──────── Data for this task

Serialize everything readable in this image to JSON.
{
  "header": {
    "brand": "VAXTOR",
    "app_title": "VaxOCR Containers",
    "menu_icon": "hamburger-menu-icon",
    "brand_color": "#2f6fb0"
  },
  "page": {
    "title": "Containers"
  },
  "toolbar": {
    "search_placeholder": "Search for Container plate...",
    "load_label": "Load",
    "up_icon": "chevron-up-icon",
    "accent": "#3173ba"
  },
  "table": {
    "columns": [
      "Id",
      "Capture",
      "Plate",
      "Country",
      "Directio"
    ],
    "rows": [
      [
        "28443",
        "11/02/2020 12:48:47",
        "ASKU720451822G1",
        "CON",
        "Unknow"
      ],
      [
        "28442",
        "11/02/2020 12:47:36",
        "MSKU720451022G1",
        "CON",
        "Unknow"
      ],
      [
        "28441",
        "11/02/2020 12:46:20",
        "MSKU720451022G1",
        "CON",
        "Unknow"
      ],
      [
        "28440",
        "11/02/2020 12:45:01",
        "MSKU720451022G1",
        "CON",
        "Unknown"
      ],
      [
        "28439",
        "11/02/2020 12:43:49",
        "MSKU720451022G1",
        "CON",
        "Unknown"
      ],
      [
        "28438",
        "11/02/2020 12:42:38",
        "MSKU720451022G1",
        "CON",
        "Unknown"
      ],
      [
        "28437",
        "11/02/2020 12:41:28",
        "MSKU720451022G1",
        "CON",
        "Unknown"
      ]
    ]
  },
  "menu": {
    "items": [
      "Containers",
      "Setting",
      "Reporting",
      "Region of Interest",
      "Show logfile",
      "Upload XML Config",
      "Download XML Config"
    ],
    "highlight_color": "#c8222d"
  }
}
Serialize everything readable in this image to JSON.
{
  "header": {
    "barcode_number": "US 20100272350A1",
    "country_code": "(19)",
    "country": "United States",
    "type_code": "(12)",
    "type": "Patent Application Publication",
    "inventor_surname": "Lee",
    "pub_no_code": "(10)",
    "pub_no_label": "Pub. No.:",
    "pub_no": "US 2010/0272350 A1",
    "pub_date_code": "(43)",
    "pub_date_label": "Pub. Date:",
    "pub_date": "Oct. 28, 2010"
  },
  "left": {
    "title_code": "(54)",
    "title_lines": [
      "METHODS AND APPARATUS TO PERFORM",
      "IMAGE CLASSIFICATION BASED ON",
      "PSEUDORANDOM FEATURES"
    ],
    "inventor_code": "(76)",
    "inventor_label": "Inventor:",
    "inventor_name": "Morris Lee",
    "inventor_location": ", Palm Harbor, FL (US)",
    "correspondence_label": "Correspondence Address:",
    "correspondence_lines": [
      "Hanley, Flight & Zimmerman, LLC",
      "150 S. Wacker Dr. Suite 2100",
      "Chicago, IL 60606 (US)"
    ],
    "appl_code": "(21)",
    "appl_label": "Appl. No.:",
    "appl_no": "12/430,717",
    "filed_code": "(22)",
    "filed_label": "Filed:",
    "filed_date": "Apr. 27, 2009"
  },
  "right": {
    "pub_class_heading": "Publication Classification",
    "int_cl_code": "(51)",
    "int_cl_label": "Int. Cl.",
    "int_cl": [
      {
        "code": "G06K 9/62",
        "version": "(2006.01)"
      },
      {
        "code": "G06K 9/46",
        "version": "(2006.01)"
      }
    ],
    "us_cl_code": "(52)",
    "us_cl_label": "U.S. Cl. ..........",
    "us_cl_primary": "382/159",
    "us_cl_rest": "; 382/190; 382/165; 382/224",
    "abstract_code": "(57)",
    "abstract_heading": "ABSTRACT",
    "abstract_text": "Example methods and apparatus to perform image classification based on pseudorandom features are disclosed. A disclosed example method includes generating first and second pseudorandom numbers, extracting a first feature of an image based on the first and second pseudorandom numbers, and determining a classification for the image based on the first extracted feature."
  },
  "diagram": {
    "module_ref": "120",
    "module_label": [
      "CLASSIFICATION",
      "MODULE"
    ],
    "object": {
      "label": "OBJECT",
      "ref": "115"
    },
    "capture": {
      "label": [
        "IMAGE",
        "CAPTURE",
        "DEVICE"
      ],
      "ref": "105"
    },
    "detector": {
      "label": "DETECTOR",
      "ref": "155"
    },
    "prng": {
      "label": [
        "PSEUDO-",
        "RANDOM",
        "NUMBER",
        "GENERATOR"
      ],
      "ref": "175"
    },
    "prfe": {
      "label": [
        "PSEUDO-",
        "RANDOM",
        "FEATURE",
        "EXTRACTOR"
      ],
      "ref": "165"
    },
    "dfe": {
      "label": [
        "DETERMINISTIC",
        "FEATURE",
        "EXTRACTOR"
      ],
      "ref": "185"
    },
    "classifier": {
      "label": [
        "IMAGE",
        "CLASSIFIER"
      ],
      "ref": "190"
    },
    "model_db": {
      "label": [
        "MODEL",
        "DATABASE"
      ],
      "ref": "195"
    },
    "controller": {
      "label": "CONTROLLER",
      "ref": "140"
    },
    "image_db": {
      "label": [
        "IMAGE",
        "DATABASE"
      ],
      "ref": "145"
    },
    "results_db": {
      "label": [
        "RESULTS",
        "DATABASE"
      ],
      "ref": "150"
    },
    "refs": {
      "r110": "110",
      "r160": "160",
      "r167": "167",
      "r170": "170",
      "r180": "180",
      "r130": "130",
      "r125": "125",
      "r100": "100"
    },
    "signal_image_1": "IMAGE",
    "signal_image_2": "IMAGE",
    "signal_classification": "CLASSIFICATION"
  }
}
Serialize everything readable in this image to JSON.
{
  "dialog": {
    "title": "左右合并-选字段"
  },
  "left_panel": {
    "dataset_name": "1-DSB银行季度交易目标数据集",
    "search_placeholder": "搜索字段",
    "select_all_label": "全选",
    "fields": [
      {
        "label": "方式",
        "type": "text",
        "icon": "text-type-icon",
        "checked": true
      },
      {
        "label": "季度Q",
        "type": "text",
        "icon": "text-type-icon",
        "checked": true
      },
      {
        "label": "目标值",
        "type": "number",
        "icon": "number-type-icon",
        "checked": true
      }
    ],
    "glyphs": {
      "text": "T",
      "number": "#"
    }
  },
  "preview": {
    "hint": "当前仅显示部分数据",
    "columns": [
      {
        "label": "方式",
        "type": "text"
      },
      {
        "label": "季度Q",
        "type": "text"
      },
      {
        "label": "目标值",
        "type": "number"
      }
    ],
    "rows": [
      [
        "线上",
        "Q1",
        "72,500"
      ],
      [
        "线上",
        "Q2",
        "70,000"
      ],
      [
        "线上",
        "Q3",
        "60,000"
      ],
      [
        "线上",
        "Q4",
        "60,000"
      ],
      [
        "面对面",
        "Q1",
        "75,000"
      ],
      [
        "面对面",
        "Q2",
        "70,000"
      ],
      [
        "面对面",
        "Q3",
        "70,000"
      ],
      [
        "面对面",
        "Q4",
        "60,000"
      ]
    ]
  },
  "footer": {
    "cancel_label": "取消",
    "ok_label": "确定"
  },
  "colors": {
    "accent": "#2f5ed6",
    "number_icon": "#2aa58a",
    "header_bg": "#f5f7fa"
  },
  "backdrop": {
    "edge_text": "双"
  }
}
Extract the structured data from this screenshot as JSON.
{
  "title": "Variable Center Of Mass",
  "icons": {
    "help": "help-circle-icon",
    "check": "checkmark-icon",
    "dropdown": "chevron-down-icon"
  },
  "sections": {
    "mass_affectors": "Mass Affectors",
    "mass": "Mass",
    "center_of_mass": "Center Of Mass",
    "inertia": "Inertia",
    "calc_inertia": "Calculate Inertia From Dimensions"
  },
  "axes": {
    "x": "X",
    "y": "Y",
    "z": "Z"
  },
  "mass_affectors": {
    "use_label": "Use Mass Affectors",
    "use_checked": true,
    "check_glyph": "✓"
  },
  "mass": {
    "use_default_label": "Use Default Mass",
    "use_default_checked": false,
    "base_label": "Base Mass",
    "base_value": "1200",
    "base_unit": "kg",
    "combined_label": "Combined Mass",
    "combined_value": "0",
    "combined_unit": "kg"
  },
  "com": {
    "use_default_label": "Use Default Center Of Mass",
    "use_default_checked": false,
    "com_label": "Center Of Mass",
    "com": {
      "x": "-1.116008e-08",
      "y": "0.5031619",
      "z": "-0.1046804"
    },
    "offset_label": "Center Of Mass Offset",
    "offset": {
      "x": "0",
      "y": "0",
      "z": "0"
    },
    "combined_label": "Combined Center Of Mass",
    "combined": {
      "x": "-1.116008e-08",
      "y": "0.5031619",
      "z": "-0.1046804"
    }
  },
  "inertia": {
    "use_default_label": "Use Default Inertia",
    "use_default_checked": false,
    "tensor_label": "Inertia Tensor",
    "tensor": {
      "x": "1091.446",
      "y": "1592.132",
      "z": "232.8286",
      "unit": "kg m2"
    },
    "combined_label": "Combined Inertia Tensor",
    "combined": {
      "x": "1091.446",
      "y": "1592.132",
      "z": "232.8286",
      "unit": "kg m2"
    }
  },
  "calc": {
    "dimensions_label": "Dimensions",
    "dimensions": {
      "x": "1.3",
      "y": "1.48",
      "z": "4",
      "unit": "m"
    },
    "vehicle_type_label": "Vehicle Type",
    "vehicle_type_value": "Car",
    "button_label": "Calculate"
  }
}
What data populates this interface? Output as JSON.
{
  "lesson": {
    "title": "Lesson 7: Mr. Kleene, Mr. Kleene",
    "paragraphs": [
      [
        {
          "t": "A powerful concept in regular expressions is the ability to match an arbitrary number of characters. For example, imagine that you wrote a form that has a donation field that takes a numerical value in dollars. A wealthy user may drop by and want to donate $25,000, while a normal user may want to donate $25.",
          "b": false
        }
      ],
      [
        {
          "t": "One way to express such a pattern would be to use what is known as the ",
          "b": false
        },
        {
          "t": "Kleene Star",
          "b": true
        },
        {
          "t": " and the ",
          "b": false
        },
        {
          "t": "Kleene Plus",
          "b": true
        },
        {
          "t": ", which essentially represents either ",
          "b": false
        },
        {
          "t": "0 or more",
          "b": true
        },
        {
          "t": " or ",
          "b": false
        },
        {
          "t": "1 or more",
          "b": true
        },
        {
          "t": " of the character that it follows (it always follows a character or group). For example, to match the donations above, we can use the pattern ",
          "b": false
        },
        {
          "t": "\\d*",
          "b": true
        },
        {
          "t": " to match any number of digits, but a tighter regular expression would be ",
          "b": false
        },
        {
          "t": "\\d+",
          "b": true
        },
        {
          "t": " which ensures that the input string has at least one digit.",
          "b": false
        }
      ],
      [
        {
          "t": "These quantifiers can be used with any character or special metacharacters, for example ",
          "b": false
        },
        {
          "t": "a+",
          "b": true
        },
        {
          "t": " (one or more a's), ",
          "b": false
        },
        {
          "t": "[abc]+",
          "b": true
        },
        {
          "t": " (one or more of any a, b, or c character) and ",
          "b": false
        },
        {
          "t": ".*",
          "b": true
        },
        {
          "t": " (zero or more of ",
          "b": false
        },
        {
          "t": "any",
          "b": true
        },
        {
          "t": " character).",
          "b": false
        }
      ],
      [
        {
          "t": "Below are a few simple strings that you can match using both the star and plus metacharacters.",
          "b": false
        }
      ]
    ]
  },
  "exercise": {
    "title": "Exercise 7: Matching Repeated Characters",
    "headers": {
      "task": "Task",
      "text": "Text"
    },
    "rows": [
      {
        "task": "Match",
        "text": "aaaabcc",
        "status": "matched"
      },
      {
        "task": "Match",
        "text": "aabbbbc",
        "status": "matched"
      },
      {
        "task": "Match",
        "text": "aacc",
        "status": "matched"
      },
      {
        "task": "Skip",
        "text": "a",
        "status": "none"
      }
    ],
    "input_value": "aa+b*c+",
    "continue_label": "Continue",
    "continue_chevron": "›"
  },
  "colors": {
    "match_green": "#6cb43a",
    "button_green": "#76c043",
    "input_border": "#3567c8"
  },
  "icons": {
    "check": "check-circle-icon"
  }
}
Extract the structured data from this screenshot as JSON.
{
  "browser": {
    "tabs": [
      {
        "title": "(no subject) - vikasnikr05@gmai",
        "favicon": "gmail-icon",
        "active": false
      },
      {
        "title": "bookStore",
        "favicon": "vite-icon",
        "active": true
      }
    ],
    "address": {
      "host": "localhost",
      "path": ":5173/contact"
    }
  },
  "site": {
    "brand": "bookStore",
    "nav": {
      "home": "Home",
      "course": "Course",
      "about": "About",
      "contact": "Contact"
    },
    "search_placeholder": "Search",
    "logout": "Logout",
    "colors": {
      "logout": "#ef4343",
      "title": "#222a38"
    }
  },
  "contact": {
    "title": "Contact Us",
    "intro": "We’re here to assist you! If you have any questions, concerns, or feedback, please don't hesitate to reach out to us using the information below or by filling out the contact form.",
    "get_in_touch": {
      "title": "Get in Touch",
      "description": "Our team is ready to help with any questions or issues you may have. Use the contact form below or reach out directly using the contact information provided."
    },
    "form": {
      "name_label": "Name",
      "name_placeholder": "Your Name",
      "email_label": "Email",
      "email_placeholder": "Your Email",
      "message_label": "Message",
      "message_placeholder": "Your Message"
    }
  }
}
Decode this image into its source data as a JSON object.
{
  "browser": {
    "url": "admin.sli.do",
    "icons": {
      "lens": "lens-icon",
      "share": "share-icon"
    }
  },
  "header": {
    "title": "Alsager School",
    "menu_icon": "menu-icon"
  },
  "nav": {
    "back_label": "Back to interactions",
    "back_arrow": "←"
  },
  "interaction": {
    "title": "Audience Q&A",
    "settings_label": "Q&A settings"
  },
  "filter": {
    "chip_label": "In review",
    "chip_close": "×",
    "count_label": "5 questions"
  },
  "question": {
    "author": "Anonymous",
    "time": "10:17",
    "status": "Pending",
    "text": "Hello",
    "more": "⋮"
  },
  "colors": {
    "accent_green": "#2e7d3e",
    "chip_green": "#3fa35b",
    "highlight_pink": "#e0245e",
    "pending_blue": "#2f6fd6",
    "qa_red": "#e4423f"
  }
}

────────────────

Copy out all lines above that include the string "Center".

  "title": "Variable Center Of Mass",
    "center_of_mass": "Center Of Mass",
    "use_default_label": "Use Default Center Of Mass",
    "com_label": "Center Of Mass",
    "offset_label": "Center Of Mass Offset",
    "combined_label": "Combined Center Of Mass",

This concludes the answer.